TASK TO COMPLETE |
Word for word, restate every line of the listing that follows.

SUPPLIED DATA |
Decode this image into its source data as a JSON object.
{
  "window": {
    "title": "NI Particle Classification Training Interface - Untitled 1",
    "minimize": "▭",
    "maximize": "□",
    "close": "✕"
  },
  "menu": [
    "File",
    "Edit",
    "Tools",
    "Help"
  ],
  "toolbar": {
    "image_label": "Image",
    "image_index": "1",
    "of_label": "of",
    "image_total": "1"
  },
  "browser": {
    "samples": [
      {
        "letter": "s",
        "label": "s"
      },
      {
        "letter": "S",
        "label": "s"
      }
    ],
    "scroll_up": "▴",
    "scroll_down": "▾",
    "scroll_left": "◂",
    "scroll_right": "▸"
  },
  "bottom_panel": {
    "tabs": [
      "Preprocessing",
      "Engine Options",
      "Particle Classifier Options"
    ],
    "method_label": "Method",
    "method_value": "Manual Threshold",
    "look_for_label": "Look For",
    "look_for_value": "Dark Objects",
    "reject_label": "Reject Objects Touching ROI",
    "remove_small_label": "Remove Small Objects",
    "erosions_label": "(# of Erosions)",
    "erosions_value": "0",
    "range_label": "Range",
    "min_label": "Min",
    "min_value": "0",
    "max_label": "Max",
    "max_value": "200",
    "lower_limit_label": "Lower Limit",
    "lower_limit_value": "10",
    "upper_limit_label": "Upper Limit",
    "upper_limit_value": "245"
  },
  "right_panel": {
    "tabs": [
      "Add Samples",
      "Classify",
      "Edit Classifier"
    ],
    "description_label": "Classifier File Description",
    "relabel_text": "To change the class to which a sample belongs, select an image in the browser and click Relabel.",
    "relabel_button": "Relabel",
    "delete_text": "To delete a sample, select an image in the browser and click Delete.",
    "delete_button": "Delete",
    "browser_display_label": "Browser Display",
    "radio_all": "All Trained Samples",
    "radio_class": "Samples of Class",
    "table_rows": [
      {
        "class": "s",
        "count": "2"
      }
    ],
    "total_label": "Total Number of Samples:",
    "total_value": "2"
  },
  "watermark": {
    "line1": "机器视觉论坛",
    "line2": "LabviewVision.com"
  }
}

WRITTEN ANSWER |
Decode this image into its source data as a JSON object.
{
  "window": {
    "title": "NI Particle Classification Training Interface - Untitled 1",
    "minimize": "▭",
    "maximize": "□",
    "close": "✕"
  },
  "menu": [
    "File",
    "Edit",
    "Tools",
    "Help"
  ],
  "toolbar": {
    "image_label": "Image",
    "image_index": "1",
    "of_label": "of",
    "image_total": "1"
  },
  "browser": {
    "samples": [
      {
        "letter": "s",
        "label": "s"
      },
      {
        "letter": "S",
        "label": "s"
      }
    ],
    "scroll_up": "▴",
    "scroll_down": "▾",
    "scroll_left": "◂",
    "scroll_right": "▸"
  },
  "bottom_panel": {
    "tabs": [
      "Preprocessing",
      "Engine Options",
      "Particle Classifier Options"
    ],
    "method_label": "Method",
    "method_value": "Manual Threshold",
    "look_for_label": "Look For",
    "look_for_value": "Dark Objects",
    "reject_label": "Reject Objects Touching ROI",
    "remove_small_label": "Remove Small Objects",
    "erosions_label": "(# of Erosions)",
    "erosions_value": "0",
    "range_label": "Range",
    "min_label": "Min",
    "min_value": "0",
    "max_label": "Max",
    "max_value": "200",
    "lower_limit_label": "Lower Limit",
    "lower_limit_value": "10",
    "upper_limit_label": "Upper Limit",
    "upper_limit_value": "245"
  },
  "right_panel": {
    "tabs": [
      "Add Samples",
      "Classify",
      "Edit Classifier"
    ],
    "description_label": "Classifier File Description",
    "relabel_text": "To change the class to which a sample belongs, select an image in the browser and click Relabel.",
    "relabel_button": "Relabel",
    "delete_text": "To delete a sample, select an image in the browser and click Delete.",
    "delete_button": "Delete",
    "browser_display_label": "Browser Display",
    "radio_all": "All Trained Samples",
    "radio_class": "Samples of Class",
    "table_rows": [
      {
        "class": "s",
        "count": "2"
      }
    ],
    "total_label": "Total Number of Samples:",
    "total_value": "2"
  },
  "watermark": {
    "line1": "机器视觉论坛",
    "line2": "LabviewVision.com"
  }
}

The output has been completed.